Begin
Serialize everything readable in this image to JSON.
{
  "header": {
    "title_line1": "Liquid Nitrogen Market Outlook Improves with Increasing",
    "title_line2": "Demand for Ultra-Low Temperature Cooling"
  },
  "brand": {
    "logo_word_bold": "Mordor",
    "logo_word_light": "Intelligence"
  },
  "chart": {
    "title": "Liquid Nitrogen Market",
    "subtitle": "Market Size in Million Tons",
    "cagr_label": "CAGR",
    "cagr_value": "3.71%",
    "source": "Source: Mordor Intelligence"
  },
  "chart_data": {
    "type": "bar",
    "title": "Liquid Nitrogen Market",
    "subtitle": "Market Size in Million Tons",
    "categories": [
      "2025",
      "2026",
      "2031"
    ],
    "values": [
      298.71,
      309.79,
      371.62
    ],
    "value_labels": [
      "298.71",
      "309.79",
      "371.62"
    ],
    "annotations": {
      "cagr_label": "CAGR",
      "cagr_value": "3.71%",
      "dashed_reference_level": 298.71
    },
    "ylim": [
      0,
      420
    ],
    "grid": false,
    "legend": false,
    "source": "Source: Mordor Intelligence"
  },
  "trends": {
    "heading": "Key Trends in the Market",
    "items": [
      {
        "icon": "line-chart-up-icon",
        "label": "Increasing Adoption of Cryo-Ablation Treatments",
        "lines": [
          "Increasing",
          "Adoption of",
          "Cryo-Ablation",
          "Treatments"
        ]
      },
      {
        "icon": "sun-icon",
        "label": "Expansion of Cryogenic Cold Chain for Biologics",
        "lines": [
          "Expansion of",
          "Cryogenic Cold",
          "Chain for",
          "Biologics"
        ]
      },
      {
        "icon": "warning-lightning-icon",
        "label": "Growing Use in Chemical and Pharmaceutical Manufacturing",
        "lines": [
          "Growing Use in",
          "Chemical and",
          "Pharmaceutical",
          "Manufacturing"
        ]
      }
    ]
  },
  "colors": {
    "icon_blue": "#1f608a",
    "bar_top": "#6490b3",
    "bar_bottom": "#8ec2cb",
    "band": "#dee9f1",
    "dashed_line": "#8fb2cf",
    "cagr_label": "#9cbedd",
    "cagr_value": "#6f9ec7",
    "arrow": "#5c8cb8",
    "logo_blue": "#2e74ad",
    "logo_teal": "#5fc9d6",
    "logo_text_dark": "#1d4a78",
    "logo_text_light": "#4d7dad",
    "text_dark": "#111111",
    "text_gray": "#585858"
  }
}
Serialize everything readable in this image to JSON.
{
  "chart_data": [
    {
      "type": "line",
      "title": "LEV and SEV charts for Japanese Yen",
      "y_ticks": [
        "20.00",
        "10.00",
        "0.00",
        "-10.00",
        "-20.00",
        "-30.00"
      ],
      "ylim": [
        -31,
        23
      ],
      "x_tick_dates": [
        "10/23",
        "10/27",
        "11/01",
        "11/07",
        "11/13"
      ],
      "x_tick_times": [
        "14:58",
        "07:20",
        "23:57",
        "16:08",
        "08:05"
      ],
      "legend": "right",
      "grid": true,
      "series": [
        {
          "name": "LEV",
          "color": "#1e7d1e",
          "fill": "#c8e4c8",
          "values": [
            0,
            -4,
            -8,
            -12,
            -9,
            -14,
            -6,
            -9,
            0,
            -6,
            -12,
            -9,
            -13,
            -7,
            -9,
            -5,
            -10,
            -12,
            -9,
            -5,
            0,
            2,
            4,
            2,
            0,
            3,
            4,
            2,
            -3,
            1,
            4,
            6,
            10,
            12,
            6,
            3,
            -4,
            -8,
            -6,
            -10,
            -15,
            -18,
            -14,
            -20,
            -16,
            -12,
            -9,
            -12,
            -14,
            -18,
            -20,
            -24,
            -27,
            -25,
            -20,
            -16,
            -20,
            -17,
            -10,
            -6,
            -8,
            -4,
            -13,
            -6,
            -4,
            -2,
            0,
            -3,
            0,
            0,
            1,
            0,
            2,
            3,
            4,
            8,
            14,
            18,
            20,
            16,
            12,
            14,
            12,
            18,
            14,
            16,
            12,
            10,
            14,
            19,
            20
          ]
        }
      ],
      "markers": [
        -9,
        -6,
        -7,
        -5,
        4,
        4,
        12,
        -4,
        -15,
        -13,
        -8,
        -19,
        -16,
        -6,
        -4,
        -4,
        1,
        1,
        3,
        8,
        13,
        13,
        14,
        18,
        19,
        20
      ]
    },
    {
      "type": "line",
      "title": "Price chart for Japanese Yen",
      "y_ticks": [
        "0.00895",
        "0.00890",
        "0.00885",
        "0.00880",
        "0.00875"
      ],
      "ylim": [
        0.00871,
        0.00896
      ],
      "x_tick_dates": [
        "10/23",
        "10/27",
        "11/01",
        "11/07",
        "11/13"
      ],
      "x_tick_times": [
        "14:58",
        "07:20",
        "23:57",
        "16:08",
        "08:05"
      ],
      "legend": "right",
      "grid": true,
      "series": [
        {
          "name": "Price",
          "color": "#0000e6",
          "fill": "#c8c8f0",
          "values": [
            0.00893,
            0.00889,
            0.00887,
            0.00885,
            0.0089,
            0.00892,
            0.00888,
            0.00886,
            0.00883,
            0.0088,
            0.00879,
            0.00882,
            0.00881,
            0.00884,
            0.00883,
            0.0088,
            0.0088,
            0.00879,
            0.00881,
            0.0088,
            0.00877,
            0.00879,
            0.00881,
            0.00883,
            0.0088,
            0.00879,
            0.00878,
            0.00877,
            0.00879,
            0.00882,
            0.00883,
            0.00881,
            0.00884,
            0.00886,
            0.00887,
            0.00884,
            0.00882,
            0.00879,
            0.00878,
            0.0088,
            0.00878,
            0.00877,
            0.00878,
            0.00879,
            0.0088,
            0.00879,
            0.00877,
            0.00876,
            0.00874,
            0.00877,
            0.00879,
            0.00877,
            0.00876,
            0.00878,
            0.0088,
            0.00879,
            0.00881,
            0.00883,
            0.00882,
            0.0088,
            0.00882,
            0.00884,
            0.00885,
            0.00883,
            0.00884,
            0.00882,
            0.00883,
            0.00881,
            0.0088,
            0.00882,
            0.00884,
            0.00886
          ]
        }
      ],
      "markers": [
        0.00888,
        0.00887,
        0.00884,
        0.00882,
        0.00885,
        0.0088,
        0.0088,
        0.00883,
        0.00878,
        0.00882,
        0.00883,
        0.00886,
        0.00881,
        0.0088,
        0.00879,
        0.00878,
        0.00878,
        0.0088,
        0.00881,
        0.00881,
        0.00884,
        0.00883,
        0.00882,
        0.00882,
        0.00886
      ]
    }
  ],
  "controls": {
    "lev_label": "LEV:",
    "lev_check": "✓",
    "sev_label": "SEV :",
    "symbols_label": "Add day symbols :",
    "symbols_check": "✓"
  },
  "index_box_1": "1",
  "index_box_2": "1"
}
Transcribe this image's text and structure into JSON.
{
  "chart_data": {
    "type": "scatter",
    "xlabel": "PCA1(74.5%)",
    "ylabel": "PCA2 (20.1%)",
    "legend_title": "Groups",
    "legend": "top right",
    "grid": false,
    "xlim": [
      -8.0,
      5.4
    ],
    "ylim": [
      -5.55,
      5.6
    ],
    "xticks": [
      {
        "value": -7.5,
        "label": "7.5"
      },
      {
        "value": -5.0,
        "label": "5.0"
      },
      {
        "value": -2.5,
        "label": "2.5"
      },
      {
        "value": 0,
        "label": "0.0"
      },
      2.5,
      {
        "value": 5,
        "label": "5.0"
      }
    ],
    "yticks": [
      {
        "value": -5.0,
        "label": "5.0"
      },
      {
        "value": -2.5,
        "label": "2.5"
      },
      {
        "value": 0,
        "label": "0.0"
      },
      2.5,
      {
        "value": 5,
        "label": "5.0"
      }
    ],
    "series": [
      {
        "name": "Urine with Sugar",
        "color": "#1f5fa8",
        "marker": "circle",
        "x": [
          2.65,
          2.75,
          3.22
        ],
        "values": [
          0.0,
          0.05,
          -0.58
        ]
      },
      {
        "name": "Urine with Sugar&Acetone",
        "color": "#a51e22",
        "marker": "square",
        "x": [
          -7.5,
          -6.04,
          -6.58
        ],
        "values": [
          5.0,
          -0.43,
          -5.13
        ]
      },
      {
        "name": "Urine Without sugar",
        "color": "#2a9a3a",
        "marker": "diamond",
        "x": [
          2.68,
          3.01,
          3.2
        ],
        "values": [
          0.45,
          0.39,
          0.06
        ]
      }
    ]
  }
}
End
### Written task:
Lines containing the string "Japanese" should be counted; reply with their number and nothing more.

### Result:
2